BEGIN PROVIDED ENTRIES

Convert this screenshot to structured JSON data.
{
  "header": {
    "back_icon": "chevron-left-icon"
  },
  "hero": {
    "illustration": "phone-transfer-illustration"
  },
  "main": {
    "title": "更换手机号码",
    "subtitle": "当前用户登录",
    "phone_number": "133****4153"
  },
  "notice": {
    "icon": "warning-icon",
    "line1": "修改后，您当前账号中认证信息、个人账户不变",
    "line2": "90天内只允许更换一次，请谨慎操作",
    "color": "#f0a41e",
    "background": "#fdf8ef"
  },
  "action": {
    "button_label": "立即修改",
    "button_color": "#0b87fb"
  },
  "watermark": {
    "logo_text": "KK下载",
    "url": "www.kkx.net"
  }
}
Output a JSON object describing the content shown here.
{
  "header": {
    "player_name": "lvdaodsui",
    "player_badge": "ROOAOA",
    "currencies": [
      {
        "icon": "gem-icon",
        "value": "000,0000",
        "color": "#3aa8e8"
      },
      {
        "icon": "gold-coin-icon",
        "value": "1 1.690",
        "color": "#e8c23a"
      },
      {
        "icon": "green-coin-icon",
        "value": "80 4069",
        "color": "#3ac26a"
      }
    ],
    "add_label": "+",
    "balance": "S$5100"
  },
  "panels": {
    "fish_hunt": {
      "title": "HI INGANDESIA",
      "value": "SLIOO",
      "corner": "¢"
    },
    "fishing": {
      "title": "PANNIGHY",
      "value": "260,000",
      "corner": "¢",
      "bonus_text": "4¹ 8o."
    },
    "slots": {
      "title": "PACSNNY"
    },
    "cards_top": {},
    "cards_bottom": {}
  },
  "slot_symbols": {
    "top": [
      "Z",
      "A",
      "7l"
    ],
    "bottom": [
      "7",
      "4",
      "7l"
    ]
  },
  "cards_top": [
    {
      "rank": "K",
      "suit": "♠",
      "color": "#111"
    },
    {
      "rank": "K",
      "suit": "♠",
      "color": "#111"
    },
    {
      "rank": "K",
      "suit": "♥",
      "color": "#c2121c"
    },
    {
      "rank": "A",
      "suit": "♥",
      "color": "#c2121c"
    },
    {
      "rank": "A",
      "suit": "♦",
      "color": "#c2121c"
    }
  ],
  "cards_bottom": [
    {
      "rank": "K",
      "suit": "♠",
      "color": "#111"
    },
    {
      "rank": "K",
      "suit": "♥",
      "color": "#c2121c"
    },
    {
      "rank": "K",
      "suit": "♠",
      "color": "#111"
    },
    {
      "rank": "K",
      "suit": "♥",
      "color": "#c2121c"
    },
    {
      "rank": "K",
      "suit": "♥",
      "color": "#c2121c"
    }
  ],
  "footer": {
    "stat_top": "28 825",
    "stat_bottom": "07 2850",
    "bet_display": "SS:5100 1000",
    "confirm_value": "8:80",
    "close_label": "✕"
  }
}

END PROVIDED ENTRIES

◆ TO DO ◆
The full set of records should be duplicated exactly.

◆ CORRECT RESULT ◆
Convert this screenshot to structured JSON data.
{
  "header": {
    "back_icon": "chevron-left-icon"
  },
  "hero": {
    "illustration": "phone-transfer-illustration"
  },
  "main": {
    "title": "更换手机号码",
    "subtitle": "当前用户登录",
    "phone_number": "133****4153"
  },
  "notice": {
    "icon": "warning-icon",
    "line1": "修改后，您当前账号中认证信息、个人账户不变",
    "line2": "90天内只允许更换一次，请谨慎操作",
    "color": "#f0a41e",
    "background": "#fdf8ef"
  },
  "action": {
    "button_label": "立即修改",
    "button_color": "#0b87fb"
  },
  "watermark": {
    "logo_text": "KK下载",
    "url": "www.kkx.net"
  }
}
Output a JSON object describing the content shown here.
{
  "header": {
    "player_name": "lvdaodsui",
    "player_badge": "ROOAOA",
    "currencies": [
      {
        "icon": "gem-icon",
        "value": "000,0000",
        "color": "#3aa8e8"
      },
      {
        "icon": "gold-coin-icon",
        "value": "1 1.690",
        "color": "#e8c23a"
      },
      {
        "icon": "green-coin-icon",
        "value": "80 4069",
        "color": "#3ac26a"
      }
    ],
    "add_label": "+",
    "balance": "S$5100"
  },
  "panels": {
    "fish_hunt": {
      "title": "HI INGANDESIA",
      "value": "SLIOO",
      "corner": "¢"
    },
    "fishing": {
      "title": "PANNIGHY",
      "value": "260,000",
      "corner": "¢",
      "bonus_text": "4¹ 8o."
    },
    "slots": {
      "title": "PACSNNY"
    },
    "cards_top": {},
    "cards_bottom": {}
  },
  "slot_symbols": {
    "top": [
      "Z",
      "A",
      "7l"
    ],
    "bottom": [
      "7",
      "4",
      "7l"
    ]
  },
  "cards_top": [
    {
      "rank": "K",
      "suit": "♠",
      "color": "#111"
    },
    {
      "rank": "K",
      "suit": "♠",
      "color": "#111"
    },
    {
      "rank": "K",
      "suit": "♥",
      "color": "#c2121c"
    },
    {
      "rank": "A",
      "suit": "♥",
      "color": "#c2121c"
    },
    {
      "rank": "A",
      "suit": "♦",
      "color": "#c2121c"
    }
  ],
  "cards_bottom": [
    {
      "rank": "K",
      "suit": "♠",
      "color": "#111"
    },
    {
      "rank": "K",
      "suit": "♥",
      "color": "#c2121c"
    },
    {
      "rank": "K",
      "suit": "♠",
      "color": "#111"
    },
    {
      "rank": "K",
      "suit": "♥",
      "color": "#c2121c"
    },
    {
      "rank": "K",
      "suit": "♥",
      "color": "#c2121c"
    }
  ],
  "footer": {
    "stat_top": "28 825",
    "stat_bottom": "07 2850",
    "bet_display": "SS:5100 1000",
    "confirm_value": "8:80",
    "close_label": "✕"
  }
}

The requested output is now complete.